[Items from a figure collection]

++++

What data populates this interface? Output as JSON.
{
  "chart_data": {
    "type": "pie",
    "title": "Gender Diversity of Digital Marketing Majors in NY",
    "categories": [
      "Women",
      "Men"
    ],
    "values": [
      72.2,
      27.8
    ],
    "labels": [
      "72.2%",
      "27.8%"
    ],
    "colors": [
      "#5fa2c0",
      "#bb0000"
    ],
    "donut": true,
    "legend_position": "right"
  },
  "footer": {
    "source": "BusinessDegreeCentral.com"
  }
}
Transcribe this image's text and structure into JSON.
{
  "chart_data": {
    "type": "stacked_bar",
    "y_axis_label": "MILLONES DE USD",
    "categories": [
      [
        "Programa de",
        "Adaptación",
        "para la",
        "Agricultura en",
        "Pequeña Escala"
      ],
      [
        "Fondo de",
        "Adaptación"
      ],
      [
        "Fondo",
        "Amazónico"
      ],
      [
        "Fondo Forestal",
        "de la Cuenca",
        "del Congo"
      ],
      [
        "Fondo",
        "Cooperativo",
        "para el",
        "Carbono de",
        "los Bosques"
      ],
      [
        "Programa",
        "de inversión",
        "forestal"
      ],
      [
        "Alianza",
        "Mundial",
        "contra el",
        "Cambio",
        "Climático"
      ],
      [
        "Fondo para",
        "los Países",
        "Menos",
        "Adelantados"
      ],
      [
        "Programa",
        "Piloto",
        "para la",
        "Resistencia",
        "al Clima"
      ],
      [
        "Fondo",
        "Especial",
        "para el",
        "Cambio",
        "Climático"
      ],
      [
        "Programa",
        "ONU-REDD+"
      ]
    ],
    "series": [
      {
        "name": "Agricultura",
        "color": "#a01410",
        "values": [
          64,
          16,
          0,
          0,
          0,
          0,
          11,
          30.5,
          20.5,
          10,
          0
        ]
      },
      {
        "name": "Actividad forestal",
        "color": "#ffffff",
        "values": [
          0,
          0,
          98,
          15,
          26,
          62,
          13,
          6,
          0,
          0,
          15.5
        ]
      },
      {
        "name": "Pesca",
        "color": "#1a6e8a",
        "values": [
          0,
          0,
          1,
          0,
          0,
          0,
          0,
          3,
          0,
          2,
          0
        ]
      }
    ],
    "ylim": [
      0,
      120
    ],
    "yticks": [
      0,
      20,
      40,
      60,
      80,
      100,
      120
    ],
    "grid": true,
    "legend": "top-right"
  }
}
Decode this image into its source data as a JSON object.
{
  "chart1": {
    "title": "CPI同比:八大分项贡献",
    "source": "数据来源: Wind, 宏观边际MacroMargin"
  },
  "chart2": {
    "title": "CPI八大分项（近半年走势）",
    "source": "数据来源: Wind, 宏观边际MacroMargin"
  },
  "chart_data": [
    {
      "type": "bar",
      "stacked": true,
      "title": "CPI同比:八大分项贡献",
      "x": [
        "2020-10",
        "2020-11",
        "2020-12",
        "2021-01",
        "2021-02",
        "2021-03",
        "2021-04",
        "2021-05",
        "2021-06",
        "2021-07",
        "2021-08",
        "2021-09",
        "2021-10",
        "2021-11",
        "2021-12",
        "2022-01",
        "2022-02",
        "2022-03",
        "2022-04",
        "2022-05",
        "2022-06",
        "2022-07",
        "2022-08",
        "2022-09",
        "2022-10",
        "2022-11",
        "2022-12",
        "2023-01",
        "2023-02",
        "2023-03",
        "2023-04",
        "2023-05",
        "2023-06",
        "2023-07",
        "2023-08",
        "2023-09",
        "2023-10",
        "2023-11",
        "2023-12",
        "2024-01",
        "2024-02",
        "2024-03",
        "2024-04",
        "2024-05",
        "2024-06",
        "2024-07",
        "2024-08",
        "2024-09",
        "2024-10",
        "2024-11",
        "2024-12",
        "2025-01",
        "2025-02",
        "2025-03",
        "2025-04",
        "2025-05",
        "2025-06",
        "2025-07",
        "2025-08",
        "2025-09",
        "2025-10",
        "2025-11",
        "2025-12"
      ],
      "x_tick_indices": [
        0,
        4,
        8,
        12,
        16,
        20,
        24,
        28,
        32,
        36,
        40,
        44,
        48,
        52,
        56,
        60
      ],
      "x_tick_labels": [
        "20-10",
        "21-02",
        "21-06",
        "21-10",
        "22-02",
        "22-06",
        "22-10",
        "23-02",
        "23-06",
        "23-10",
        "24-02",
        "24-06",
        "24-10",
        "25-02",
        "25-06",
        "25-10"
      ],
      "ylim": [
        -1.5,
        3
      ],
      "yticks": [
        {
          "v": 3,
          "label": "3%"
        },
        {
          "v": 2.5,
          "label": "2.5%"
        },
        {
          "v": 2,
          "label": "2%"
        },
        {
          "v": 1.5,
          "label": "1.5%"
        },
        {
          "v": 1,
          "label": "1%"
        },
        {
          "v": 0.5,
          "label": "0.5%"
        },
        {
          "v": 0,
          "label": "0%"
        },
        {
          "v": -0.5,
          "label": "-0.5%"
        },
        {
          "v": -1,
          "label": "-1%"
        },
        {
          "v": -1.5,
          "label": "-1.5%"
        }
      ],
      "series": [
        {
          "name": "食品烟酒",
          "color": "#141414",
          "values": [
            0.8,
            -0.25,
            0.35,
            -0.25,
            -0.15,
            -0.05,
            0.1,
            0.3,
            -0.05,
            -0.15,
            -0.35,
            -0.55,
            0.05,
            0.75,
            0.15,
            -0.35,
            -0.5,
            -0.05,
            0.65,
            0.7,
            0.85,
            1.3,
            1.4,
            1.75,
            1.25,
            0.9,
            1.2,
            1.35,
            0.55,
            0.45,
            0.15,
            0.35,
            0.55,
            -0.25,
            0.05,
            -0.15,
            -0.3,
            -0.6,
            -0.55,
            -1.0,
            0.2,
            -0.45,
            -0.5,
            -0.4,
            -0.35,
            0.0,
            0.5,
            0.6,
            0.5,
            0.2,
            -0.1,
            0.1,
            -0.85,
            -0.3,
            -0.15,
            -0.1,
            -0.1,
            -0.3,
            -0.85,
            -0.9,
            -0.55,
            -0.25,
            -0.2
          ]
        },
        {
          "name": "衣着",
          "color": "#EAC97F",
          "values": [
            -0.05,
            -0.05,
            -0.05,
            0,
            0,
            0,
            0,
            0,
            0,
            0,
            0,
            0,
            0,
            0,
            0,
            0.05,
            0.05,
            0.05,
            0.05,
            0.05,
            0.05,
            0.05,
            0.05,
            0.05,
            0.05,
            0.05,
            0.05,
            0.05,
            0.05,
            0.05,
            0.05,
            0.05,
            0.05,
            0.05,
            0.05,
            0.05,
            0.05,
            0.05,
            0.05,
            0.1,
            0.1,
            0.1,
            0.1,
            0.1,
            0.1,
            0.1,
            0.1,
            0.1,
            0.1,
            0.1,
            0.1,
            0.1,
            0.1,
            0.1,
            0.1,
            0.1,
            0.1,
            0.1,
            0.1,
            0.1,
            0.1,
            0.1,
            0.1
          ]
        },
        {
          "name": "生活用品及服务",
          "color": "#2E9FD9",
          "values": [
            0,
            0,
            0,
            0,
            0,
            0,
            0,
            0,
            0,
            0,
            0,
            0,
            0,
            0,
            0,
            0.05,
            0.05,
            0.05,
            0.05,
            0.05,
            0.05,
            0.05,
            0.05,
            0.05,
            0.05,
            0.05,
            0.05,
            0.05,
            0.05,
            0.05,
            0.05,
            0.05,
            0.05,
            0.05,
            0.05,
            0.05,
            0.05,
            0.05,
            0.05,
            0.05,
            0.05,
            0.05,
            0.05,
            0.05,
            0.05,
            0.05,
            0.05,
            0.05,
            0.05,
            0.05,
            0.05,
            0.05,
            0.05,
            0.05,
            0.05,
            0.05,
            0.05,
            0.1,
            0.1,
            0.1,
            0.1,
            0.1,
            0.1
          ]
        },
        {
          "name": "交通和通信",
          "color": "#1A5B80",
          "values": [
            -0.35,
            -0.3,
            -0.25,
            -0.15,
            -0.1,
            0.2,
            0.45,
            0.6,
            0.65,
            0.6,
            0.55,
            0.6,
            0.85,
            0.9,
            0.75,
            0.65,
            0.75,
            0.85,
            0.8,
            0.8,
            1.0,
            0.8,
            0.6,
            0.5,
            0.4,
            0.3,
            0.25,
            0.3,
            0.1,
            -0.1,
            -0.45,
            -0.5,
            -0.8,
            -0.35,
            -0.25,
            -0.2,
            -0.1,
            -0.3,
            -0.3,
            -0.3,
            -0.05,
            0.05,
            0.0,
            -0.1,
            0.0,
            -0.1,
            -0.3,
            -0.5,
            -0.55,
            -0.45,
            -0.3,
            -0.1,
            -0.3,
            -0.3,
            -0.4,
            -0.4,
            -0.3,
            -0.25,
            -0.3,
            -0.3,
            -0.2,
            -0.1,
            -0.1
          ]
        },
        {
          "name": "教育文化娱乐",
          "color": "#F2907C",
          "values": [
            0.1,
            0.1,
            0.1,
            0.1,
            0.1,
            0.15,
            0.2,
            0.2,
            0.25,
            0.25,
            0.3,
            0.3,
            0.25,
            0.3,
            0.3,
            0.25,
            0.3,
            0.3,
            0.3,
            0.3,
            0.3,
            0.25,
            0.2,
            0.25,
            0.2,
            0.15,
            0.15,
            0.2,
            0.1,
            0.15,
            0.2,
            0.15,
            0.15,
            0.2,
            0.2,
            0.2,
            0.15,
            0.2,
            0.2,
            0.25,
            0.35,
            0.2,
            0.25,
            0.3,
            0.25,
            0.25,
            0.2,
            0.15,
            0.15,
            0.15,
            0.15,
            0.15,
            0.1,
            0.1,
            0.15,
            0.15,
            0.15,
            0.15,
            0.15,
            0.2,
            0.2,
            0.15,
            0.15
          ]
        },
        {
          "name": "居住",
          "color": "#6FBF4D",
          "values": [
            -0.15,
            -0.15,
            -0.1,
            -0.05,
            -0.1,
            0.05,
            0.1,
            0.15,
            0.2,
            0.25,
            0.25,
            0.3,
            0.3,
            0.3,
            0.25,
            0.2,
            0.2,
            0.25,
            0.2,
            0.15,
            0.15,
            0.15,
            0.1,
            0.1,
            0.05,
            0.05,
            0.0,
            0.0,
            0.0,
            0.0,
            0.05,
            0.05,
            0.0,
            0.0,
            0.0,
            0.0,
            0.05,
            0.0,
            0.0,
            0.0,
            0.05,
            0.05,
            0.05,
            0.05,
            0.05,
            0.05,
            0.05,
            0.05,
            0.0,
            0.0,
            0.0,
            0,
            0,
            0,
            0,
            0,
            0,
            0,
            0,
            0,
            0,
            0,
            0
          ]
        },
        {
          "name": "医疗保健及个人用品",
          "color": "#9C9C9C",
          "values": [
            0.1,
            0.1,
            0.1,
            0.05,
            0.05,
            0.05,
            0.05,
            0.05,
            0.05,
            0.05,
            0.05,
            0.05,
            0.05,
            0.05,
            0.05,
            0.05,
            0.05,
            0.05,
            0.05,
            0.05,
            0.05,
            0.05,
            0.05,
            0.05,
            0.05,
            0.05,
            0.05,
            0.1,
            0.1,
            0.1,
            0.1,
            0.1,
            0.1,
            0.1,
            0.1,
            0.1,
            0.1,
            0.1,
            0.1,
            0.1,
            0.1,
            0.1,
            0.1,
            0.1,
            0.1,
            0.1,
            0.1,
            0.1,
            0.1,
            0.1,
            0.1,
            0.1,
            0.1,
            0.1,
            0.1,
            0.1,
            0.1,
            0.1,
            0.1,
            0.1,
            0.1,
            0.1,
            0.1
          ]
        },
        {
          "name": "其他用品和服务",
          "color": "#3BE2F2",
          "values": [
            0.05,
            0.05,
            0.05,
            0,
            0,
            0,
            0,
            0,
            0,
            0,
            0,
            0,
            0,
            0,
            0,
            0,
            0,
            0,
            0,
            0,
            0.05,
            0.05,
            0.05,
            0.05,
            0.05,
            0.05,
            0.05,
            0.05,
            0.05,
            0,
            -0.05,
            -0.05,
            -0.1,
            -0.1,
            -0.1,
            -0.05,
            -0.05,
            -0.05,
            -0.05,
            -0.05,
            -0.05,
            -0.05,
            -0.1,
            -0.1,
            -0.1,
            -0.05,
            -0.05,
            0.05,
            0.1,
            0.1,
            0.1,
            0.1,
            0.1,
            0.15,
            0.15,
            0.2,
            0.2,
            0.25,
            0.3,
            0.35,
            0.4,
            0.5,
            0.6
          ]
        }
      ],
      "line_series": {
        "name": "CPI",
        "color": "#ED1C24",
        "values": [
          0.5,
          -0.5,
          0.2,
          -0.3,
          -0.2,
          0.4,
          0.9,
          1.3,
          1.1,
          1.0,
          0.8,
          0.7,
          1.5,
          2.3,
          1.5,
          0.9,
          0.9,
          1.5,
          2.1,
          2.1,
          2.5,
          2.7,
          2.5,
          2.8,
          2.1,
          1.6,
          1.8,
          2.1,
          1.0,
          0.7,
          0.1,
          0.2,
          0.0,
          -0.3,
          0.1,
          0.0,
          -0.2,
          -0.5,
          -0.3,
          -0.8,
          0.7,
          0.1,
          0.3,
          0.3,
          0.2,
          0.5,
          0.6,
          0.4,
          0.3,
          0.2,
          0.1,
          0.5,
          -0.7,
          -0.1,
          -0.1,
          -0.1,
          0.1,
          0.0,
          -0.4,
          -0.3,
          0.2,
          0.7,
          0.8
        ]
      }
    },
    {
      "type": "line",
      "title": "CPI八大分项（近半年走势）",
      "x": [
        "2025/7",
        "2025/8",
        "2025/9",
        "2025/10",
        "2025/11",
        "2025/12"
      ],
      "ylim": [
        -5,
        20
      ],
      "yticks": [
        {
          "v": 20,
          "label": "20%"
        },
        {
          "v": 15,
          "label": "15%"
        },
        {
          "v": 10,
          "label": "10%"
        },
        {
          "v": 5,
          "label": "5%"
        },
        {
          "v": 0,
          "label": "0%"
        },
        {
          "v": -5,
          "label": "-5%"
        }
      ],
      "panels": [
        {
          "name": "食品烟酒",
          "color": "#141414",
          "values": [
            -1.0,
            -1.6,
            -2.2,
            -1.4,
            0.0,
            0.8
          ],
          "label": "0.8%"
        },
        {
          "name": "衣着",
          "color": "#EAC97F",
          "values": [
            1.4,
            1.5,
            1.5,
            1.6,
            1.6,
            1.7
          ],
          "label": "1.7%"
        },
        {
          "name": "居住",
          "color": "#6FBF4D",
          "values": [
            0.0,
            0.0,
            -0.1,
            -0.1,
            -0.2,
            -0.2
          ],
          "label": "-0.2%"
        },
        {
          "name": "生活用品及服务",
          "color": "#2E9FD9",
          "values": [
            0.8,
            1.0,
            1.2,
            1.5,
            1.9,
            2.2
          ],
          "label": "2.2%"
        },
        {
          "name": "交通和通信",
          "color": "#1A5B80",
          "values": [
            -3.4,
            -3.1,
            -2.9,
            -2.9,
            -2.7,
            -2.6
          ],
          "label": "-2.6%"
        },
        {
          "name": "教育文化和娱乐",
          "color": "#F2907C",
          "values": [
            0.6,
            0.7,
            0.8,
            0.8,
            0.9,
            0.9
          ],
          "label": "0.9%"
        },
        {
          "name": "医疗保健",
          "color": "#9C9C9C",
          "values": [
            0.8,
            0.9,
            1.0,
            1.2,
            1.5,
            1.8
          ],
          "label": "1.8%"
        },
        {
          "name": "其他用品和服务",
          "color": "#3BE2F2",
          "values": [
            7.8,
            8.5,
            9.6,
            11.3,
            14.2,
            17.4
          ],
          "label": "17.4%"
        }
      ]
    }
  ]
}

++++

Stated problem -> Where a line of the material above holds the string "into", copy that line.

Solution to the problem ->
Transcribe this image's text and structure into JSON.
Decode this image into its source data as a JSON object.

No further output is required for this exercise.